§ Stated task: Set the following entries down again exactly, line by line.

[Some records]
begin
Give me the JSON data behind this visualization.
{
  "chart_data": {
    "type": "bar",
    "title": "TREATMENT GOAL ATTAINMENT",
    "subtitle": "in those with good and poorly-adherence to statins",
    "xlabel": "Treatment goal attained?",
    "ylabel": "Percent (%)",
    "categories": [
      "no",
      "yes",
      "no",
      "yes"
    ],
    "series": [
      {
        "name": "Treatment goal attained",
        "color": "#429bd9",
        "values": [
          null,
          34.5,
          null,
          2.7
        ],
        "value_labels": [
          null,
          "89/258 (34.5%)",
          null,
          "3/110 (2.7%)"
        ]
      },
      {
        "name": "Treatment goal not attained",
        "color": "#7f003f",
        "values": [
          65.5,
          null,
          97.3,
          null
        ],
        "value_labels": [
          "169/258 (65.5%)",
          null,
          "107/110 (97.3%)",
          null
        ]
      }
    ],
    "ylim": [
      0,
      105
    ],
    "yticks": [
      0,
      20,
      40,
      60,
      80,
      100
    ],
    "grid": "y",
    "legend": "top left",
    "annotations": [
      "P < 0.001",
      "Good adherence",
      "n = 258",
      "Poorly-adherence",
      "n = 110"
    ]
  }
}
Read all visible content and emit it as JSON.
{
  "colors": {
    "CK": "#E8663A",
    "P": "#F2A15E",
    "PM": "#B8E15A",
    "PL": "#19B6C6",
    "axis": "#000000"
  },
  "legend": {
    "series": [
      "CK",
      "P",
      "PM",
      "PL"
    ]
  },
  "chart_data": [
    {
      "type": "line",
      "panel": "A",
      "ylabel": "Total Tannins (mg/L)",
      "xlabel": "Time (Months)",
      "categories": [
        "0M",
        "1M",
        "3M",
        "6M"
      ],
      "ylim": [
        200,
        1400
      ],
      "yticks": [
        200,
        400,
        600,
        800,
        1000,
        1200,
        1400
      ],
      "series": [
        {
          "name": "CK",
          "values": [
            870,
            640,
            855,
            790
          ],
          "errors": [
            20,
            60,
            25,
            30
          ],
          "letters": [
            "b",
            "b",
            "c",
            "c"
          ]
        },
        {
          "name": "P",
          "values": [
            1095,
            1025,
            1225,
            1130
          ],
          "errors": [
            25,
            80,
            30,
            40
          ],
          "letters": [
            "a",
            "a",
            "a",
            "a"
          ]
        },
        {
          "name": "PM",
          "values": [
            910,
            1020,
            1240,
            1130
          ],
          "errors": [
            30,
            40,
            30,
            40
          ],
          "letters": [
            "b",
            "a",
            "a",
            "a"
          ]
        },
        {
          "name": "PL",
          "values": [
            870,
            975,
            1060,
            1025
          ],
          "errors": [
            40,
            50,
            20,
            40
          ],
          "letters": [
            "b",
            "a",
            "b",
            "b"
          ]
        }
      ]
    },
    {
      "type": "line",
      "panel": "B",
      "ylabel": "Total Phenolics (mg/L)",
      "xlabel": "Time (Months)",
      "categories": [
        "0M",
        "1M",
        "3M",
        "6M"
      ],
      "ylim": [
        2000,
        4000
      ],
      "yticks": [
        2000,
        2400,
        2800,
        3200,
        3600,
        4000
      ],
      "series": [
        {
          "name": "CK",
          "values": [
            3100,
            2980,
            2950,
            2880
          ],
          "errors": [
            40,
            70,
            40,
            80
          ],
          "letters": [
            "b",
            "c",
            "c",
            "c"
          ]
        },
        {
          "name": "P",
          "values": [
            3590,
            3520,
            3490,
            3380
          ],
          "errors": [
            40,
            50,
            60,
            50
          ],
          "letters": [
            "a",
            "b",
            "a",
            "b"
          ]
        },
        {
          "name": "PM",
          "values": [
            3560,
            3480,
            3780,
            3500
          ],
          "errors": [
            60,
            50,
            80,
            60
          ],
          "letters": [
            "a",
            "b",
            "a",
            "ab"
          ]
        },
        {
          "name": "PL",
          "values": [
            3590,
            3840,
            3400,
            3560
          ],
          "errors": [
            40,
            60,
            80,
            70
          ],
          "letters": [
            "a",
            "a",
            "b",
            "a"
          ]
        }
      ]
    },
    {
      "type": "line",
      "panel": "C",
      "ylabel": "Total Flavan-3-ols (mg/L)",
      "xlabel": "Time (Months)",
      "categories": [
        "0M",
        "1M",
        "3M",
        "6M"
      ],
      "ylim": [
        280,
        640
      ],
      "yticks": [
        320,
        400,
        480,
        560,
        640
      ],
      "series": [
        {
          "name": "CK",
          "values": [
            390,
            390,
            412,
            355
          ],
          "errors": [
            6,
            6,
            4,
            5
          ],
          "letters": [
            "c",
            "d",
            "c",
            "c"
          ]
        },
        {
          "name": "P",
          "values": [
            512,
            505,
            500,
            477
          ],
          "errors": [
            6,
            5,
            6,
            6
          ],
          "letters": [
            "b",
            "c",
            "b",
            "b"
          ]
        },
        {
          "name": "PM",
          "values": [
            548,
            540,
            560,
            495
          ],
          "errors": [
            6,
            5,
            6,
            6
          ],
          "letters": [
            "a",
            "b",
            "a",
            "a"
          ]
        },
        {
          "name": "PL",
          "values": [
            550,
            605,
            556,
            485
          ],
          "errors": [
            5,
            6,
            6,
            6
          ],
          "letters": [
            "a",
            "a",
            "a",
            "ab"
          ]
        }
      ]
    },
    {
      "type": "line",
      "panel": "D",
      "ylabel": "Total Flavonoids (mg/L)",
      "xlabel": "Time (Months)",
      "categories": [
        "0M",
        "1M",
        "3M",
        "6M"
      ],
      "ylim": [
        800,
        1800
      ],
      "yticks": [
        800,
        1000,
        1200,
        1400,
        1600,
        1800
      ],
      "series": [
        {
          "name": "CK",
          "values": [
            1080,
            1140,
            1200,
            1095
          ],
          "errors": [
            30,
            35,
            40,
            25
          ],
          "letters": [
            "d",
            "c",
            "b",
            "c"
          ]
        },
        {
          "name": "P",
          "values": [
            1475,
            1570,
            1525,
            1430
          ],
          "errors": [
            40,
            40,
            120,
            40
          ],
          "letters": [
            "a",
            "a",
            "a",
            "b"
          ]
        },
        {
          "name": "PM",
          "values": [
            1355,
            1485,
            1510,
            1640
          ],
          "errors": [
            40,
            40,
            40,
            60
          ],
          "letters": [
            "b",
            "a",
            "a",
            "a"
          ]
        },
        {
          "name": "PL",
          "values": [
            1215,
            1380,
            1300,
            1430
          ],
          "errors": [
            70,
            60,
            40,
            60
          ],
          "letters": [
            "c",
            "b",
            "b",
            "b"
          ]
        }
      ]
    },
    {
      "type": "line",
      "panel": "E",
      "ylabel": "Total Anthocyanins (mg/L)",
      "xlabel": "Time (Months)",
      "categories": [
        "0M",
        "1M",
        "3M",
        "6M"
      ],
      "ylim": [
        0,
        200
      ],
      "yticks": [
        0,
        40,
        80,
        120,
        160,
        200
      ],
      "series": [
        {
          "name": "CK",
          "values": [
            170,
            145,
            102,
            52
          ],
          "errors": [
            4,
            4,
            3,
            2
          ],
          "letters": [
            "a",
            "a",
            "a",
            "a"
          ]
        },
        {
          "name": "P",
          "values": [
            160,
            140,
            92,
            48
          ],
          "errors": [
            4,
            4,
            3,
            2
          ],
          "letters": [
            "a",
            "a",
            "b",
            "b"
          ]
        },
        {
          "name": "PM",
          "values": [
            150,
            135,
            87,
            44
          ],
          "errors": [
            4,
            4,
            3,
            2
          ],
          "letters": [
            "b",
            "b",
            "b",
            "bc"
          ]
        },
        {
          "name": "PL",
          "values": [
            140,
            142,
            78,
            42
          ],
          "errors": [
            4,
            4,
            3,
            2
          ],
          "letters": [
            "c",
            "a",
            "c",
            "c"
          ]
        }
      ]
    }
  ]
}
end
§ Result:
Give me the JSON data behind this visualization.
{
  "chart_data": {
    "type": "bar",
    "title": "TREATMENT GOAL ATTAINMENT",
    "subtitle": "in those with good and poorly-adherence to statins",
    "xlabel": "Treatment goal attained?",
    "ylabel": "Percent (%)",
    "categories": [
      "no",
      "yes",
      "no",
      "yes"
    ],
    "series": [
      {
        "name": "Treatment goal attained",
        "color": "#429bd9",
        "values": [
          null,
          34.5,
          null,
          2.7
        ],
        "value_labels": [
          null,
          "89/258 (34.5%)",
          null,
          "3/110 (2.7%)"
        ]
      },
      {
        "name": "Treatment goal not attained",
        "color": "#7f003f",
        "values": [
          65.5,
          null,
          97.3,
          null
        ],
        "value_labels": [
          "169/258 (65.5%)",
          null,
          "107/110 (97.3%)",
          null
        ]
      }
    ],
    "ylim": [
      0,
      105
    ],
    "yticks": [
      0,
      20,
      40,
      60,
      80,
      100
    ],
    "grid": "y",
    "legend": "top left",
    "annotations": [
      "P < 0.001",
      "Good adherence",
      "n = 258",
      "Poorly-adherence",
      "n = 110"
    ]
  }
}
Read all visible content and emit it as JSON.
{
  "colors": {
    "CK": "#E8663A",
    "P": "#F2A15E",
    "PM": "#B8E15A",
    "PL": "#19B6C6",
    "axis": "#000000"
  },
  "legend": {
    "series": [
      "CK",
      "P",
      "PM",
      "PL"
    ]
  },
  "chart_data": [
    {
      "type": "line",
      "panel": "A",
      "ylabel": "Total Tannins (mg/L)",
      "xlabel": "Time (Months)",
      "categories": [
        "0M",
        "1M",
        "3M",
        "6M"
      ],
      "ylim": [
        200,
        1400
      ],
      "yticks": [
        200,
        400,
        600,
        800,
        1000,
        1200,
        1400
      ],
      "series": [
        {
          "name": "CK",
          "values": [
            870,
            640,
            855,
            790
          ],
          "errors": [
            20,
            60,
            25,
            30
          ],
          "letters": [
            "b",
            "b",
            "c",
            "c"
          ]
        },
        {
          "name": "P",
          "values": [
            1095,
            1025,
            1225,
            1130
          ],
          "errors": [
            25,
            80,
            30,
            40
          ],
          "letters": [
            "a",
            "a",
            "a",
            "a"
          ]
        },
        {
          "name": "PM",
          "values": [
            910,
            1020,
            1240,
            1130
          ],
          "errors": [
            30,
            40,
            30,
            40
          ],
          "letters": [
            "b",
            "a",
            "a",
            "a"
          ]
        },
        {
          "name": "PL",
          "values": [
            870,
            975,
            1060,
            1025
          ],
          "errors": [
            40,
            50,
            20,
            40
          ],
          "letters": [
            "b",
            "a",
            "b",
            "b"
          ]
        }
      ]
    },
    {
      "type": "line",
      "panel": "B",
      "ylabel": "Total Phenolics (mg/L)",
      "xlabel": "Time (Months)",
      "categories": [
        "0M",
        "1M",
        "3M",
        "6M"
      ],
      "ylim": [
        2000,
        4000
      ],
      "yticks": [
        2000,
        2400,
        2800,
        3200,
        3600,
        4000
      ],
      "series": [
        {
          "name": "CK",
          "values": [
            3100,
            2980,
            2950,
            2880
          ],
          "errors": [
            40,
            70,
            40,
            80
          ],
          "letters": [
            "b",
            "c",
            "c",
            "c"
          ]
        },
        {
          "name": "P",
          "values": [
            3590,
            3520,
            3490,
            3380
          ],
          "errors": [
            40,
            50,
            60,
            50
          ],
          "letters": [
            "a",
            "b",
            "a",
            "b"
          ]
        },
        {
          "name": "PM",
          "values": [
            3560,
            3480,
            3780,
            3500
          ],
          "errors": [
            60,
            50,
            80,
            60
          ],
          "letters": [
            "a",
            "b",
            "a",
            "ab"
          ]
        },
        {
          "name": "PL",
          "values": [
            3590,
            3840,
            3400,
            3560
          ],
          "errors": [
            40,
            60,
            80,
            70
          ],
          "letters": [
            "a",
            "a",
            "b",
            "a"
          ]
        }
      ]
    },
    {
      "type": "line",
      "panel": "C",
      "ylabel": "Total Flavan-3-ols (mg/L)",
      "xlabel": "Time (Months)",
      "categories": [
        "0M",
        "1M",
        "3M",
        "6M"
      ],
      "ylim": [
        280,
        640
      ],
      "yticks": [
        320,
        400,
        480,
        560,
        640
      ],
      "series": [
        {
          "name": "CK",
          "values": [
            390,
            390,
            412,
            355
          ],
          "errors": [
            6,
            6,
            4,
            5
          ],
          "letters": [
            "c",
            "d",
            "c",
            "c"
          ]
        },
        {
          "name": "P",
          "values": [
            512,
            505,
            500,
            477
          ],
          "errors": [
            6,
            5,
            6,
            6
          ],
          "letters": [
            "b",
            "c",
            "b",
            "b"
          ]
        },
        {
          "name": "PM",
          "values": [
            548,
            540,
            560,
            495
          ],
          "errors": [
            6,
            5,
            6,
            6
          ],
          "letters": [
            "a",
            "b",
            "a",
            "a"
          ]
        },
        {
          "name": "PL",
          "values": [
            550,
            605,
            556,
            485
          ],
          "errors": [
            5,
            6,
            6,
            6
          ],
          "letters": [
            "a",
            "a",
            "a",
            "ab"
          ]
        }
      ]
    },
    {
      "type": "line",
      "panel": "D",
      "ylabel": "Total Flavonoids (mg/L)",
      "xlabel": "Time (Months)",
      "categories": [
        "0M",
        "1M",
        "3M",
        "6M"
      ],
      "ylim": [
        800,
        1800
      ],
      "yticks": [
        800,
        1000,
        1200,
        1400,
        1600,
        1800
      ],
      "series": [
        {
          "name": "CK",
          "values": [
            1080,
            1140,
            1200,
            1095
          ],
          "errors": [
            30,
            35,
            40,
            25
          ],
          "letters": [
            "d",
            "c",
            "b",
            "c"
          ]
        },
        {
          "name": "P",
          "values": [
            1475,
            1570,
            1525,
            1430
          ],
          "errors": [
            40,
            40,
            120,
            40
          ],
          "letters": [
            "a",
            "a",
            "a",
            "b"
          ]
        },
        {
          "name": "PM",
          "values": [
            1355,
            1485,
            1510,
            1640
          ],
          "errors": [
            40,
            40,
            40,
            60
          ],
          "letters": [
            "b",
            "a",
            "a",
            "a"
          ]
        },
        {
          "name": "PL",
          "values": [
            1215,
            1380,
            1300,
            1430
          ],
          "errors": [
            70,
            60,
            40,
            60
          ],
          "letters": [
            "c",
            "b",
            "b",
            "b"
          ]
        }
      ]
    },
    {
      "type": "line",
      "panel": "E",
      "ylabel": "Total Anthocyanins (mg/L)",
      "xlabel": "Time (Months)",
      "categories": [
        "0M",
        "1M",
        "3M",
        "6M"
      ],
      "ylim": [
        0,
        200
      ],
      "yticks": [
        0,
        40,
        80,
        120,
        160,
        200
      ],
      "series": [
        {
          "name": "CK",
          "values": [
            170,
            145,
            102,
            52
          ],
          "errors": [
            4,
            4,
            3,
            2
          ],
          "letters": [
            "a",
            "a",
            "a",
            "a"
          ]
        },
        {
          "name": "P",
          "values": [
            160,
            140,
            92,
            48
          ],
          "errors": [
            4,
            4,
            3,
            2
          ],
          "letters": [
            "a",
            "a",
            "b",
            "b"
          ]
        },
        {
          "name": "PM",
          "values": [
            150,
            135,
            87,
            44
          ],
          "errors": [
            4,
            4,
            3,
            2
          ],
          "letters": [
            "b",
            "b",
            "b",
            "bc"
          ]
        },
        {
          "name": "PL",
          "values": [
            140,
            142,
            78,
            42
          ],
          "errors": [
            4,
            4,
            3,
            2
          ],
          "letters": [
            "c",
            "a",
            "c",
            "c"
          ]
        }
      ]
    }
  ]
}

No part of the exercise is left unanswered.